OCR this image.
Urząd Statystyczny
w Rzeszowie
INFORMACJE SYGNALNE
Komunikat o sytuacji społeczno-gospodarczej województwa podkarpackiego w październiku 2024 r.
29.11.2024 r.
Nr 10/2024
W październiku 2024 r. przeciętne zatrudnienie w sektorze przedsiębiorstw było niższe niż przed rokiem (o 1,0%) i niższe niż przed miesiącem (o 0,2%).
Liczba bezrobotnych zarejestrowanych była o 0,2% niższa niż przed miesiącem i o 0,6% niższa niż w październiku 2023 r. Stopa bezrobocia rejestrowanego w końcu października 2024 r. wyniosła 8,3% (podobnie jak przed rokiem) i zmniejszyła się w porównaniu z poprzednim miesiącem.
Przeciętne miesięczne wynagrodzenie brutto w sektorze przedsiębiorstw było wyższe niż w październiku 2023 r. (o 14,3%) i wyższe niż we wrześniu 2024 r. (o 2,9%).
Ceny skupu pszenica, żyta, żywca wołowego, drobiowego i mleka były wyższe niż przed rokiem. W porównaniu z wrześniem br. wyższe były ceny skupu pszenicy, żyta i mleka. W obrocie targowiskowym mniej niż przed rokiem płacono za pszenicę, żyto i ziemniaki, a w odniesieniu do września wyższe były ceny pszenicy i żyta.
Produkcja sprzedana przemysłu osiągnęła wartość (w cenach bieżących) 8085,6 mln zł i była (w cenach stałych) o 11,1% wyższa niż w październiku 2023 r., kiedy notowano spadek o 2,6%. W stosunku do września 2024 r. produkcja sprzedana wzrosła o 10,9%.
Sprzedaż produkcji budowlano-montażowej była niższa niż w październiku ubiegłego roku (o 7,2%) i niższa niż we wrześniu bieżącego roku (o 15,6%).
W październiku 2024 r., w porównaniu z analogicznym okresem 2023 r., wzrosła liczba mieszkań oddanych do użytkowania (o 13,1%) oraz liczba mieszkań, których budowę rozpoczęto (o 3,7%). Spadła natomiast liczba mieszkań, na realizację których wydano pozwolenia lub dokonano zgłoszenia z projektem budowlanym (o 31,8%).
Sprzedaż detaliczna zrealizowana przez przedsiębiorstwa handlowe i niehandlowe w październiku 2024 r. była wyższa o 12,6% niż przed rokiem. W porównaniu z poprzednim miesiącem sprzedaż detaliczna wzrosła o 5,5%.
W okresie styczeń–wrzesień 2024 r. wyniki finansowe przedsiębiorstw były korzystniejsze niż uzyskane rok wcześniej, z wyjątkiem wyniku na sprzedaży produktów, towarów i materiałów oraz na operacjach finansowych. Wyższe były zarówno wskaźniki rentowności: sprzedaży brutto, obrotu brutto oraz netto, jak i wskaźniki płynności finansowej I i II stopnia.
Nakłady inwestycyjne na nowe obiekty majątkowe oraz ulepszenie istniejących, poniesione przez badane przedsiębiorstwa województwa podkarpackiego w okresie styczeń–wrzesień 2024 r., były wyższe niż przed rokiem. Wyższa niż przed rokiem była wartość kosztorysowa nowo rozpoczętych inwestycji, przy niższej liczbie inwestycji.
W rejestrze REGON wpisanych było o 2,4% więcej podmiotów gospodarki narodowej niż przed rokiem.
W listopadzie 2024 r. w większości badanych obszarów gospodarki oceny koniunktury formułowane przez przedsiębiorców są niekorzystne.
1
++++
YOUR GOAL:
Restate every entry word for word.

CORRECT RESULT:
OCR this image.
Urząd Statystyczny
w Rzeszowie
INFORMACJE SYGNALNE
Komunikat o sytuacji społeczno-gospodarczej województwa podkarpackiego w październiku 2024 r.
29.11.2024 r.
Nr 10/2024
W październiku 2024 r. przeciętne zatrudnienie w sektorze przedsiębiorstw było niższe niż przed rokiem (o 1,0%) i niższe niż przed miesiącem (o 0,2%).
Liczba bezrobotnych zarejestrowanych była o 0,2% niższa niż przed miesiącem i o 0,6% niższa niż w październiku 2023 r. Stopa bezrobocia rejestrowanego w końcu października 2024 r. wyniosła 8,3% (podobnie jak przed rokiem) i zmniejszyła się w porównaniu z poprzednim miesiącem.
Przeciętne miesięczne wynagrodzenie brutto w sektorze przedsiębiorstw było wyższe niż w październiku 2023 r. (o 14,3%) i wyższe niż we wrześniu 2024 r. (o 2,9%).
Ceny skupu pszenica, żyta, żywca wołowego, drobiowego i mleka były wyższe niż przed rokiem. W porównaniu z wrześniem br. wyższe były ceny skupu pszenicy, żyta i mleka. W obrocie targowiskowym mniej niż przed rokiem płacono za pszenicę, żyto i ziemniaki, a w odniesieniu do września wyższe były ceny pszenicy i żyta.
Produkcja sprzedana przemysłu osiągnęła wartość (w cenach bieżących) 8085,6 mln zł i była (w cenach stałych) o 11,1% wyższa niż w październiku 2023 r., kiedy notowano spadek o 2,6%. W stosunku do września 2024 r. produkcja sprzedana wzrosła o 10,9%.
Sprzedaż produkcji budowlano-montażowej była niższa niż w październiku ubiegłego roku (o 7,2%) i niższa niż we wrześniu bieżącego roku (o 15,6%).
W październiku 2024 r., w porównaniu z analogicznym okresem 2023 r., wzrosła liczba mieszkań oddanych do użytkowania (o 13,1%) oraz liczba mieszkań, których budowę rozpoczęto (o 3,7%). Spadła natomiast liczba mieszkań, na realizację których wydano pozwolenia lub dokonano zgłoszenia z projektem budowlanym (o 31,8%).
Sprzedaż detaliczna zrealizowana przez przedsiębiorstwa handlowe i niehandlowe w październiku 2024 r. była wyższa o 12,6% niż przed rokiem. W porównaniu z poprzednim miesiącem sprzedaż detaliczna wzrosła o 5,5%.
W okresie styczeń–wrzesień 2024 r. wyniki finansowe przedsiębiorstw były korzystniejsze niż uzyskane rok wcześniej, z wyjątkiem wyniku na sprzedaży produktów, towarów i materiałów oraz na operacjach finansowych. Wyższe były zarówno wskaźniki rentowności: sprzedaży brutto, obrotu brutto oraz netto, jak i wskaźniki płynności finansowej I i II stopnia.
Nakłady inwestycyjne na nowe obiekty majątkowe oraz ulepszenie istniejących, poniesione przez badane przedsiębiorstwa województwa podkarpackiego w okresie styczeń–wrzesień 2024 r., były wyższe niż przed rokiem. Wyższa niż przed rokiem była wartość kosztorysowa nowo rozpoczętych inwestycji, przy niższej liczbie inwestycji.
W rejestrze REGON wpisanych było o 2,4% więcej podmiotów gospodarki narodowej niż przed rokiem.
W listopadzie 2024 r. w większości badanych obszarów gospodarki oceny koniunktury formułowane przez przedsiębiorców są niekorzystne.
1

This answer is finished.